What is expected — Every line of the data must be copied exactly.

(Dataset items)
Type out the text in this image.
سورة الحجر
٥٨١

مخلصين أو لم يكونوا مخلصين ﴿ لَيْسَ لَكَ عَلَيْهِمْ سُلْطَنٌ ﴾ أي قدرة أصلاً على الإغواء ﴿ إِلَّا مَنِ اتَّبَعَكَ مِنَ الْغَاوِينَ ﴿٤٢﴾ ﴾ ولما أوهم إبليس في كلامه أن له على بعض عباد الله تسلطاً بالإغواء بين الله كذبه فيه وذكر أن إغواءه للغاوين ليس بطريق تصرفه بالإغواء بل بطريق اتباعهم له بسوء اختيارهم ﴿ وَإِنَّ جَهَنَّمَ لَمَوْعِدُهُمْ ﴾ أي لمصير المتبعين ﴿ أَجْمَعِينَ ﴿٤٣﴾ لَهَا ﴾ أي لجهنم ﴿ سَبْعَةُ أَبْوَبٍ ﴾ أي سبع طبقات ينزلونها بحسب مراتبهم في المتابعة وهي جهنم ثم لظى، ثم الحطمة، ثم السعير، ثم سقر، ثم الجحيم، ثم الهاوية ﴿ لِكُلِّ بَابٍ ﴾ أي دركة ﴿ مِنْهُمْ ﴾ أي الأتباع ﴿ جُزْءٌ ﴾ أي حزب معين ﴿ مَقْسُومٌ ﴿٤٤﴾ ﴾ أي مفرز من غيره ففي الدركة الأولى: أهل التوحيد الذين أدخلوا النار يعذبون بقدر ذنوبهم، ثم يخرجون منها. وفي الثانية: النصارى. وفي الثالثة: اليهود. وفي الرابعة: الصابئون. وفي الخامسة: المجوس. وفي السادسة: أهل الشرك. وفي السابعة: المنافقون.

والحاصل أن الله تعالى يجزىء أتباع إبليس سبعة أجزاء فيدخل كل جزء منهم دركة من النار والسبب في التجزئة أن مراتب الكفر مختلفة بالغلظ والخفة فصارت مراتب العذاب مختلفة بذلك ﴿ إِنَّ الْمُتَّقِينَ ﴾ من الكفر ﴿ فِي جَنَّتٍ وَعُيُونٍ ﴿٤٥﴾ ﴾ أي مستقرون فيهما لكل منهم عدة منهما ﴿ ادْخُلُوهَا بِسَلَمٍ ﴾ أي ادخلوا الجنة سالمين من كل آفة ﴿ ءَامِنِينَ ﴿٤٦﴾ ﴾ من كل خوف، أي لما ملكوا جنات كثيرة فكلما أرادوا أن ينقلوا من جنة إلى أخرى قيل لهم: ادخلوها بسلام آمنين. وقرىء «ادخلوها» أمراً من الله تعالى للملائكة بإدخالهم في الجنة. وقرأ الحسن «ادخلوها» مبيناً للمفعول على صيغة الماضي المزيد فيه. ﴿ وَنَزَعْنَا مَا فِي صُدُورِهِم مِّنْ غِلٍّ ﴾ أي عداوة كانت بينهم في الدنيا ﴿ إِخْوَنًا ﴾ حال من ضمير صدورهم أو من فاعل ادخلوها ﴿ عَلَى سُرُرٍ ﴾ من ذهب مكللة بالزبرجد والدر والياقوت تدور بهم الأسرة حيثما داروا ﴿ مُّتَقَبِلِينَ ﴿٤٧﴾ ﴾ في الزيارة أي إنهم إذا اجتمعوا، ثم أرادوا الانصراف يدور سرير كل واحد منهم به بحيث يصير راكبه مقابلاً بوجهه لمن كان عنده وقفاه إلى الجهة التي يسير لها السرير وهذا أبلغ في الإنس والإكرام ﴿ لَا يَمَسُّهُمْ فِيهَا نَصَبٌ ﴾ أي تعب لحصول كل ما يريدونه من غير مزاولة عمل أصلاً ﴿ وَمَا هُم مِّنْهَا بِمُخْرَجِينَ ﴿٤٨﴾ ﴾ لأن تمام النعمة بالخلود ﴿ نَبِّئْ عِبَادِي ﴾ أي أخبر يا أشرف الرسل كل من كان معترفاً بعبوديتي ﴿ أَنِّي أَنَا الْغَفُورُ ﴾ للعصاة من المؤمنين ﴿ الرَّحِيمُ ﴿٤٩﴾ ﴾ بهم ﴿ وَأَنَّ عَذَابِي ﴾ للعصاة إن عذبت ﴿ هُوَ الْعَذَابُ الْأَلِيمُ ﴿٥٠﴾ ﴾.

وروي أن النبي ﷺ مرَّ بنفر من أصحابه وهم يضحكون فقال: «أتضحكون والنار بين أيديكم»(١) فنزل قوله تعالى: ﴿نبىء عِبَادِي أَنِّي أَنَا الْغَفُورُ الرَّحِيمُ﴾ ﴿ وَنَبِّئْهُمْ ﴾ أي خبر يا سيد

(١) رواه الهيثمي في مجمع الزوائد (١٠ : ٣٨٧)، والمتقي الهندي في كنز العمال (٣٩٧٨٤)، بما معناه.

Result of this task —
Type out the text in this image.
سورة الحجر
٥٨١

مخلصين أو لم يكونوا مخلصين ﴿ لَيْسَ لَكَ عَلَيْهِمْ سُلْطَنٌ ﴾ أي قدرة أصلاً على الإغواء ﴿ إِلَّا مَنِ اتَّبَعَكَ مِنَ الْغَاوِينَ ﴿٤٢﴾ ﴾ ولما أوهم إبليس في كلامه أن له على بعض عباد الله تسلطاً بالإغواء بين الله كذبه فيه وذكر أن إغواءه للغاوين ليس بطريق تصرفه بالإغواء بل بطريق اتباعهم له بسوء اختيارهم ﴿ وَإِنَّ جَهَنَّمَ لَمَوْعِدُهُمْ ﴾ أي لمصير المتبعين ﴿ أَجْمَعِينَ ﴿٤٣﴾ لَهَا ﴾ أي لجهنم ﴿ سَبْعَةُ أَبْوَبٍ ﴾ أي سبع طبقات ينزلونها بحسب مراتبهم في المتابعة وهي جهنم ثم لظى، ثم الحطمة، ثم السعير، ثم سقر، ثم الجحيم، ثم الهاوية ﴿ لِكُلِّ بَابٍ ﴾ أي دركة ﴿ مِنْهُمْ ﴾ أي الأتباع ﴿ جُزْءٌ ﴾ أي حزب معين ﴿ مَقْسُومٌ ﴿٤٤﴾ ﴾ أي مفرز من غيره ففي الدركة الأولى: أهل التوحيد الذين أدخلوا النار يعذبون بقدر ذنوبهم، ثم يخرجون منها. وفي الثانية: النصارى. وفي الثالثة: اليهود. وفي الرابعة: الصابئون. وفي الخامسة: المجوس. وفي السادسة: أهل الشرك. وفي السابعة: المنافقون.

والحاصل أن الله تعالى يجزىء أتباع إبليس سبعة أجزاء فيدخل كل جزء منهم دركة من النار والسبب في التجزئة أن مراتب الكفر مختلفة بالغلظ والخفة فصارت مراتب العذاب مختلفة بذلك ﴿ إِنَّ الْمُتَّقِينَ ﴾ من الكفر ﴿ فِي جَنَّتٍ وَعُيُونٍ ﴿٤٥﴾ ﴾ أي مستقرون فيهما لكل منهم عدة منهما ﴿ ادْخُلُوهَا بِسَلَمٍ ﴾ أي ادخلوا الجنة سالمين من كل آفة ﴿ ءَامِنِينَ ﴿٤٦﴾ ﴾ من كل خوف، أي لما ملكوا جنات كثيرة فكلما أرادوا أن ينقلوا من جنة إلى أخرى قيل لهم: ادخلوها بسلام آمنين. وقرىء «ادخلوها» أمراً من الله تعالى للملائكة بإدخالهم في الجنة. وقرأ الحسن «ادخلوها» مبيناً للمفعول على صيغة الماضي المزيد فيه. ﴿ وَنَزَعْنَا مَا فِي صُدُورِهِم مِّنْ غِلٍّ ﴾ أي عداوة كانت بينهم في الدنيا ﴿ إِخْوَنًا ﴾ حال من ضمير صدورهم أو من فاعل ادخلوها ﴿ عَلَى سُرُرٍ ﴾ من ذهب مكللة بالزبرجد والدر والياقوت تدور بهم الأسرة حيثما داروا ﴿ مُّتَقَبِلِينَ ﴿٤٧﴾ ﴾ في الزيارة أي إنهم إذا اجتمعوا، ثم أرادوا الانصراف يدور سرير كل واحد منهم به بحيث يصير راكبه مقابلاً بوجهه لمن كان عنده وقفاه إلى الجهة التي يسير لها السرير وهذا أبلغ في الإنس والإكرام ﴿ لَا يَمَسُّهُمْ فِيهَا نَصَبٌ ﴾ أي تعب لحصول كل ما يريدونه من غير مزاولة عمل أصلاً ﴿ وَمَا هُم مِّنْهَا بِمُخْرَجِينَ ﴿٤٨﴾ ﴾ لأن تمام النعمة بالخلود ﴿ نَبِّئْ عِبَادِي ﴾ أي أخبر يا أشرف الرسل كل من كان معترفاً بعبوديتي ﴿ أَنِّي أَنَا الْغَفُورُ ﴾ للعصاة من المؤمنين ﴿ الرَّحِيمُ ﴿٤٩﴾ ﴾ بهم ﴿ وَأَنَّ عَذَابِي ﴾ للعصاة إن عذبت ﴿ هُوَ الْعَذَابُ الْأَلِيمُ ﴿٥٠﴾ ﴾.

وروي أن النبي ﷺ مرَّ بنفر من أصحابه وهم يضحكون فقال: «أتضحكون والنار بين أيديكم»(١) فنزل قوله تعالى: ﴿نبىء عِبَادِي أَنِّي أَنَا الْغَفُورُ الرَّحِيمُ﴾ ﴿ وَنَبِّئْهُمْ ﴾ أي خبر يا سيد

(١) رواه الهيثمي في مجمع الزوائد (١٠ : ٣٨٧)، والمتقي الهندي في كنز العمال (٣٩٧٨٤)، بما معناه.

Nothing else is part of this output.